=== DIRECTIONS FOR THIS TASK ===
Where a line holds the string "giant", return that line.

Records from a collection of figures:
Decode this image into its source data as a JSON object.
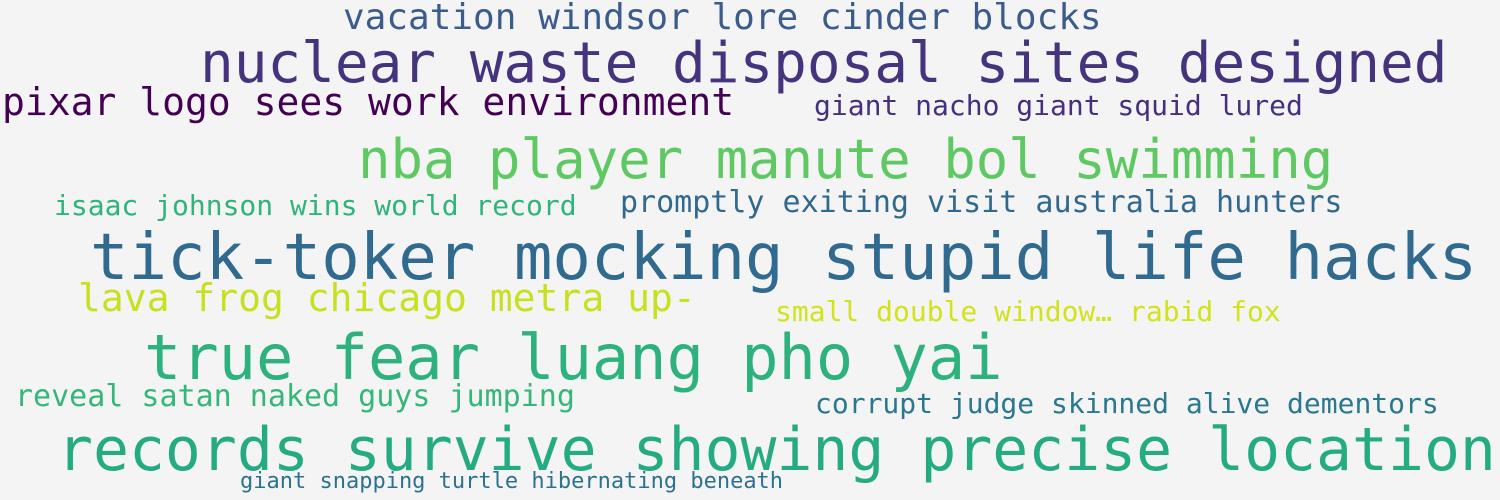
{
  "wordcloud": {
    "phrases": [
      {
        "text": "vacation windsor lore cinder blocks",
        "color": "#3b5b8c"
      },
      {
        "text": "nuclear waste disposal sites designed",
        "color": "#46337e"
      },
      {
        "text": "pixar logo sees work environment",
        "color": "#440154"
      },
      {
        "text": "giant nacho giant squid lured",
        "color": "#472f7d"
      },
      {
        "text": "nba player manute bol swimming",
        "color": "#5ec962"
      },
      {
        "text": "isaac johnson wins world record",
        "color": "#2fb47c"
      },
      {
        "text": "promptly exiting visit australia hunters",
        "color": "#31688e"
      },
      {
        "text": "tick-toker mocking stupid life hacks",
        "color": "#306a8e"
      },
      {
        "text": "lava frog chicago metra up-",
        "color": "#c8e020"
      },
      {
        "text": "small double window… rabid fox",
        "color": "#d2e21b"
      },
      {
        "text": "true fear luang pho yai",
        "color": "#2db27d"
      },
      {
        "text": "reveal satan naked guys jumping",
        "color": "#35b779"
      },
      {
        "text": "corrupt judge skinned alive dementors",
        "color": "#2a788e"
      },
      {
        "text": "records survive showing precise location",
        "color": "#25ab82"
      },
      {
        "text": "giant snapping turtle hibernating beneath",
        "color": "#2c728e"
      }
    ]
  }
}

=== TASK SOLUTION ===
        "text": "giant nacho giant squid lured",
        "text": "giant snapping turtle hibernating beneath",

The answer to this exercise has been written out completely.